---------- RECORDS TO PROCESS

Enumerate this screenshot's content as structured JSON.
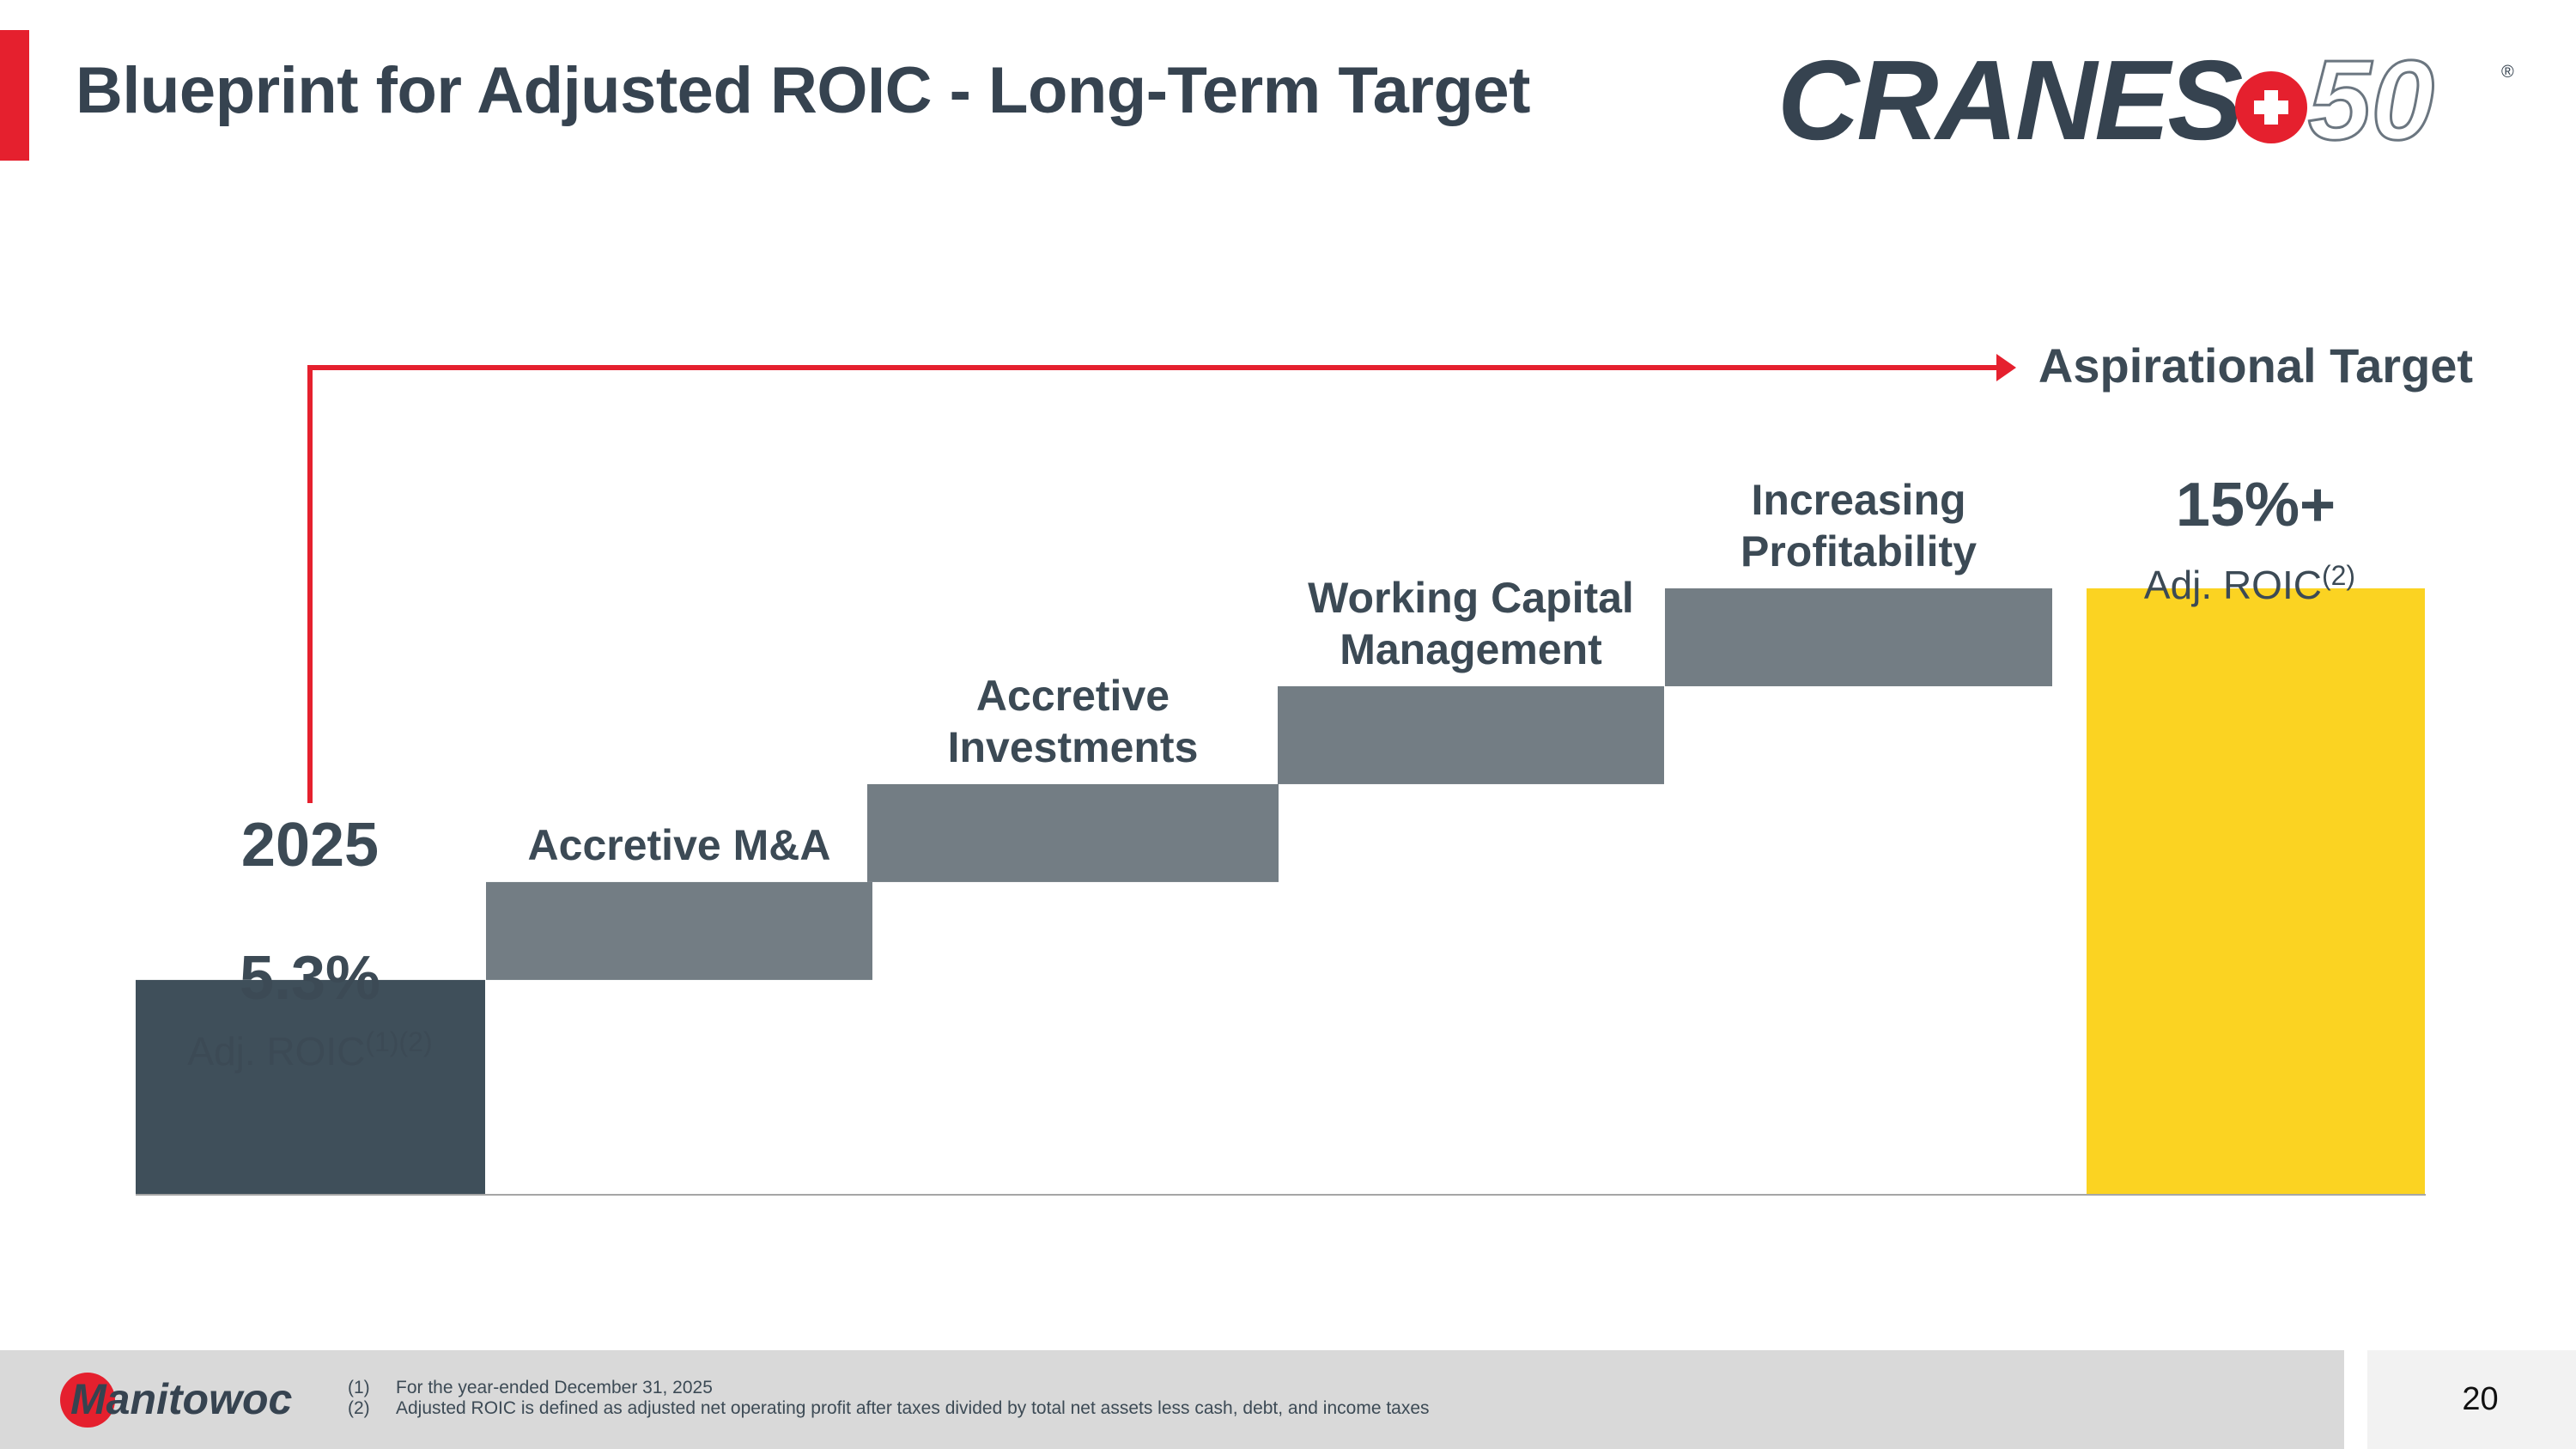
{
  "slide": {
    "title": "Blueprint for Adjusted ROIC - Long-Term Target",
    "page_number": "20"
  },
  "brand": {
    "logo_text": "CRANES",
    "logo_number": "50",
    "logo_mark": "®",
    "footer_logo_text": "Manitowoc",
    "accent_color": "#e5202e",
    "dark_color": "#3c4a55"
  },
  "footnotes": [
    {
      "num": "(1)",
      "text": "For the year-ended December 31, 2025"
    },
    {
      "num": "(2)",
      "text": "Adjusted ROIC is defined as adjusted net operating profit after taxes divided by total net assets less cash, debt, and income taxes"
    }
  ],
  "chart_data": {
    "type": "waterfall",
    "start": {
      "year": "2025",
      "value": 5.3,
      "value_label": "5.3%",
      "metric_label": "Adj. ROIC",
      "superscript": "(1)(2)",
      "color": "#3f4f5a"
    },
    "steps": [
      {
        "label_lines": [
          "Accretive M&A"
        ],
        "increment": 2.425,
        "color": "#737d84"
      },
      {
        "label_lines": [
          "Accretive",
          "Investments"
        ],
        "increment": 2.425,
        "color": "#737d84"
      },
      {
        "label_lines": [
          "Working Capital",
          "Management"
        ],
        "increment": 2.425,
        "color": "#737d84"
      },
      {
        "label_lines": [
          "Increasing",
          "Profitability"
        ],
        "increment": 2.425,
        "color": "#737d84"
      }
    ],
    "target": {
      "heading": "Aspirational Target",
      "value": 15,
      "value_label": "15%+",
      "metric_label": "Adj. ROIC",
      "superscript": "(2)",
      "color": "#fbd322"
    },
    "ylim": [
      0,
      15
    ],
    "arrow_color": "#e5202e"
  }
}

--------------------

### WHAT IS REQUIRED
Reproduce the material word for word. Any pictures should be left out of the copy.

### SOLUTION
Enumerate this screenshot's content as structured JSON.
{
  "slide": {
    "title": "Blueprint for Adjusted ROIC - Long-Term Target",
    "page_number": "20"
  },
  "brand": {
    "logo_text": "CRANES",
    "logo_number": "50",
    "logo_mark": "®",
    "footer_logo_text": "Manitowoc",
    "accent_color": "#e5202e",
    "dark_color": "#3c4a55"
  },
  "footnotes": [
    {
      "num": "(1)",
      "text": "For the year-ended December 31, 2025"
    },
    {
      "num": "(2)",
      "text": "Adjusted ROIC is defined as adjusted net operating profit after taxes divided by total net assets less cash, debt, and income taxes"
    }
  ],
  "chart_data": {
    "type": "waterfall",
    "start": {
      "year": "2025",
      "value": 5.3,
      "value_label": "5.3%",
      "metric_label": "Adj. ROIC",
      "superscript": "(1)(2)",
      "color": "#3f4f5a"
    },
    "steps": [
      {
        "label_lines": [
          "Accretive M&A"
        ],
        "increment": 2.425,
        "color": "#737d84"
      },
      {
        "label_lines": [
          "Accretive",
          "Investments"
        ],
        "increment": 2.425,
        "color": "#737d84"
      },
      {
        "label_lines": [
          "Working Capital",
          "Management"
        ],
        "increment": 2.425,
        "color": "#737d84"
      },
      {
        "label_lines": [
          "Increasing",
          "Profitability"
        ],
        "increment": 2.425,
        "color": "#737d84"
      }
    ],
    "target": {
      "heading": "Aspirational Target",
      "value": 15,
      "value_label": "15%+",
      "metric_label": "Adj. ROIC",
      "superscript": "(2)",
      "color": "#fbd322"
    },
    "ylim": [
      0,
      15
    ],
    "arrow_color": "#e5202e"
  }
}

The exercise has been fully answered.